Ausgewählte Textstelle:
----

Prousts Roman „Auf der Suche nach der verlorenen Zeit“ adaptiert

Für die Gladbecker Inszenierung „Die Franzosen“ ist Marcel Prousts Großroman „Auf der Suche nach der verlorenen Zeit“ der Ausgangspunkt. Beschrieben wird eine Gesellschaft im Umbruch zwischen dem 19. und 20. Jahrhundert. Diese Gesellschaft ist durch den Zusammenbruch der alten Hierarchien im Innersten aufgerüttelt, wird durcheinandergeworfen durch Antisemitismus und den Ausbruch des Ersten Weltkriegs.

Vision von der parallelen Existenz verschiedener Zeiten

Warlikowski beschwört das Werk von Proust erneut hervor, indem er frei auf die Idee des französischen Philosophen Gilles Deleuze setzt, dass „die einzigen Toten, die wiederkehren, jene sind, die man zu schnell und zu tief begraben hat“. So reflektiert der Regisseur den Zustand des heutigen Europas, anhand des Beispiels der Franzosen von vor 100 Jahren. Das wiederum geschieht auf der Bühne durch das Schaffen gleichzeitiger Situationen, hatte doch Proust die Vision von der parallelen Existenz verschiedener Zeiten, bemühte sich stets, die Komplexität von Zeit zu beschreiben.

Geboten wird dem Publikum in der Maschinenhalle nun ein Theaterprojekt mit Schauspiel, Video, Tanz und Livemusik, das keinesfalls eine klassische Bearbeitung des Romans ist. Vielmehr können die Besucher „im Theater in nicht-linearer Zeit versinken und Prousts radikales Bild mit all seiner sozialen und auch spirituellen Energie neu entstehen lassen“. (Ruhrtriennale).

ChorWerk Ruhr und BoSys: Sieben Klangräume für Mozarts Requiem 

Das Vokalensemble Chorwerk Ruhr produziert für die Ruhrtriennale zusammen mit den Bochumer Symphonikern (BoSys) das „Mozart Requiem/Sieben Klangräume“. Die musikalische Leitung hat Florian Helgath. Wie „Die Franzosen“ wird das Stück in der Maschinenhalle Zweckel aufgeführt.

----

Gegebene Angaben:
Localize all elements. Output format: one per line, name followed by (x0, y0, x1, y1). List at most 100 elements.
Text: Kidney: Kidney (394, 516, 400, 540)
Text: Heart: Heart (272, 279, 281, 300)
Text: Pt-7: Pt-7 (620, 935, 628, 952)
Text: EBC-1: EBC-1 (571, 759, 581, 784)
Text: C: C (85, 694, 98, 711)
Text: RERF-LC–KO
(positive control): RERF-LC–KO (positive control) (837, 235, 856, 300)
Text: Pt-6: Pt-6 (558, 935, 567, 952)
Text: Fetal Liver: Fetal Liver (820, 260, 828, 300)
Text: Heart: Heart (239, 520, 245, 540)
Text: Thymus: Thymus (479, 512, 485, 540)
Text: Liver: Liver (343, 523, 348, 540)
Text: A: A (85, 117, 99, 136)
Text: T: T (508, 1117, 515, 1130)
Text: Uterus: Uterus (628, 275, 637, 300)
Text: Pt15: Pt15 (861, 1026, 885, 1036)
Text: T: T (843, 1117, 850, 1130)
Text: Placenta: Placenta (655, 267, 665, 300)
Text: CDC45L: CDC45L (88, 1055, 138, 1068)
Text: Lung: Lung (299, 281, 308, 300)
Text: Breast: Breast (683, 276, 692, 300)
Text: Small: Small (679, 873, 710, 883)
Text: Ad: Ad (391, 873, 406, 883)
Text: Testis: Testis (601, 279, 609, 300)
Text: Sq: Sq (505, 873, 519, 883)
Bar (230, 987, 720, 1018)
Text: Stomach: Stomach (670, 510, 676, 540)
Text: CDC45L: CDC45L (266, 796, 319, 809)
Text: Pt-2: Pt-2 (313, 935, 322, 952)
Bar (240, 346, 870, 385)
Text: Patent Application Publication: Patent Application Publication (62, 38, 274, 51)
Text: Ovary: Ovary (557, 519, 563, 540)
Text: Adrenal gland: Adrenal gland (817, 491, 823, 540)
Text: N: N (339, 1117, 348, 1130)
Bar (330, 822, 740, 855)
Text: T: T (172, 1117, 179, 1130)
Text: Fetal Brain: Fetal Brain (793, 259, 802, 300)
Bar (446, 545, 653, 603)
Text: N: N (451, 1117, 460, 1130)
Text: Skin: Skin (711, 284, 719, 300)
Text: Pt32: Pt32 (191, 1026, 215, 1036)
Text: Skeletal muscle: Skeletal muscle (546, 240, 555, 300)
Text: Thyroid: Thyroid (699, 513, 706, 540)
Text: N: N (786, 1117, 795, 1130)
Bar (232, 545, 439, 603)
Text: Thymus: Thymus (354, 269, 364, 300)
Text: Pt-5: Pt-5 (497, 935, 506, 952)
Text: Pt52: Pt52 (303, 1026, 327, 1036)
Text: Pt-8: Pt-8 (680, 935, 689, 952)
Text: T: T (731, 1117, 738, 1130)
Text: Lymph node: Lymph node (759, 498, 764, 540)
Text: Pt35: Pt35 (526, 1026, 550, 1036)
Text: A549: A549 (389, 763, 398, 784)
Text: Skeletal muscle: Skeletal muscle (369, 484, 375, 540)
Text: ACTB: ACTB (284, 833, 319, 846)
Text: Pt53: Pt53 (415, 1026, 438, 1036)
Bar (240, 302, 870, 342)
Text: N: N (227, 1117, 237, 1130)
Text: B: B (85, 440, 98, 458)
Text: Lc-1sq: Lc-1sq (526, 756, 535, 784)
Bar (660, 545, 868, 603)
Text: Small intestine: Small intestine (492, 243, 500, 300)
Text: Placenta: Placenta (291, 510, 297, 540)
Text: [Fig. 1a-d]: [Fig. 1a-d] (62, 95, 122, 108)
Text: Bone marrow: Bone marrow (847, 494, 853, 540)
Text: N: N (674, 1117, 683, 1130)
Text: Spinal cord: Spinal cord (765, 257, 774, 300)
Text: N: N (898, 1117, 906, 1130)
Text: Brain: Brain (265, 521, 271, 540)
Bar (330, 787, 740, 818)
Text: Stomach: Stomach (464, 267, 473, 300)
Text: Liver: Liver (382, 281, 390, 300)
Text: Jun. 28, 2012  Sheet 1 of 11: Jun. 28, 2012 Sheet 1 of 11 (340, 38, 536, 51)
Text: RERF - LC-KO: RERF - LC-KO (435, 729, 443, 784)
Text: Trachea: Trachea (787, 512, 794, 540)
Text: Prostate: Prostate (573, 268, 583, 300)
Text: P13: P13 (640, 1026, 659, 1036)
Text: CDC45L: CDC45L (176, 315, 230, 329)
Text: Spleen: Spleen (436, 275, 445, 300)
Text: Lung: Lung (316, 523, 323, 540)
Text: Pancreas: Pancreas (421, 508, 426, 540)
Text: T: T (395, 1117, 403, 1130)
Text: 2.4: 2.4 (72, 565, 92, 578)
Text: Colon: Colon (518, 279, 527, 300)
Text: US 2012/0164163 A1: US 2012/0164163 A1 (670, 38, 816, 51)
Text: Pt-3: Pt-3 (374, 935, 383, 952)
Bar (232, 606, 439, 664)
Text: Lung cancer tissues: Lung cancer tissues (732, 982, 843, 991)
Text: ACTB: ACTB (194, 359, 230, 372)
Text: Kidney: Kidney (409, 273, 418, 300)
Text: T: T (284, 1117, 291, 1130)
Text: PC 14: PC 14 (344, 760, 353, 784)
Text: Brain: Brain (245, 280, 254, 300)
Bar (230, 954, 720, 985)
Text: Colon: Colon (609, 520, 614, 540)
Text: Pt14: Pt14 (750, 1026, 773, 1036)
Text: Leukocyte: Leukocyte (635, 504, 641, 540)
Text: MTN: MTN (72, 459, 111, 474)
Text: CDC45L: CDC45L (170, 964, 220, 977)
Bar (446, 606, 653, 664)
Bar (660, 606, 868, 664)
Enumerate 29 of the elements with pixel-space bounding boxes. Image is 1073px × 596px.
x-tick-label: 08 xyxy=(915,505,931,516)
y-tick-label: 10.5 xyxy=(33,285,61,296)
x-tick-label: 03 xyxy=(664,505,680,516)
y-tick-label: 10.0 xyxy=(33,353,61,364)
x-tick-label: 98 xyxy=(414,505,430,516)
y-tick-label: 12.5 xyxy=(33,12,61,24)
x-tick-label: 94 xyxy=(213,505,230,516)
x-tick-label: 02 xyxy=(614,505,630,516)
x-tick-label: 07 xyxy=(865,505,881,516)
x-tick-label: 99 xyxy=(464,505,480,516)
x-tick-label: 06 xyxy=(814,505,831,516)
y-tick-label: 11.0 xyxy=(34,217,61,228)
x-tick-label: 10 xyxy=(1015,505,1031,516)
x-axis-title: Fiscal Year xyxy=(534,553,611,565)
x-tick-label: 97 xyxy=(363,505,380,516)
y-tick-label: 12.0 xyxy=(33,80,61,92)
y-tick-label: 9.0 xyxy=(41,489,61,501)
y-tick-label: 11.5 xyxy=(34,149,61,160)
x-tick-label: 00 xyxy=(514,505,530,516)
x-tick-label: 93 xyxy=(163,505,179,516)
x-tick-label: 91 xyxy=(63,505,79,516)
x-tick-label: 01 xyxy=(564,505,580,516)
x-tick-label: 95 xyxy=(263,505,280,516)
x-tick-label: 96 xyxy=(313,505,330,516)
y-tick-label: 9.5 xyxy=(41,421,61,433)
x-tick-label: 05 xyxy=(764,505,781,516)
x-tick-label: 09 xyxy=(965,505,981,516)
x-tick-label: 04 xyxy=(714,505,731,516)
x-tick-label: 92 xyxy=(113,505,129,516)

----

Aufgabenstellung:
- 1) Schreiben Sie einen Abschnitt der ausgewählten Textstelle genau ab. Beginnen Sie bei den Worten „Prousts Roman „Auf“ und hören Sie nach „des Ersten Weltkriegs.“ auf.
- 2) Wer hat laut der ausgewählten Textstelle die musikalische Leitung beim „Mozart Requiem/Sieben Klangräume“?

Lösungen:
- 1)
Prousts Roman „Auf der Suche nach der verlorenen Zeit“ adaptiert

Für die Gladbecker Inszenierung „Die Franzosen“ ist Marcel Prousts Großroman „Auf der Suche nach der verlorenen Zeit“ der Ausgangspunkt. Beschrieben wird eine Gesellschaft im Umbruch zwischen dem 19. und 20. Jahrhundert. Diese Gesellschaft ist durch den Zusammenbruch der alten Hierarchien im Innersten aufgerüttelt, wird durcheinandergeworfen durch Antisemitismus und den Ausbruch des Ersten Weltkriegs.

- 2) Florian Helgath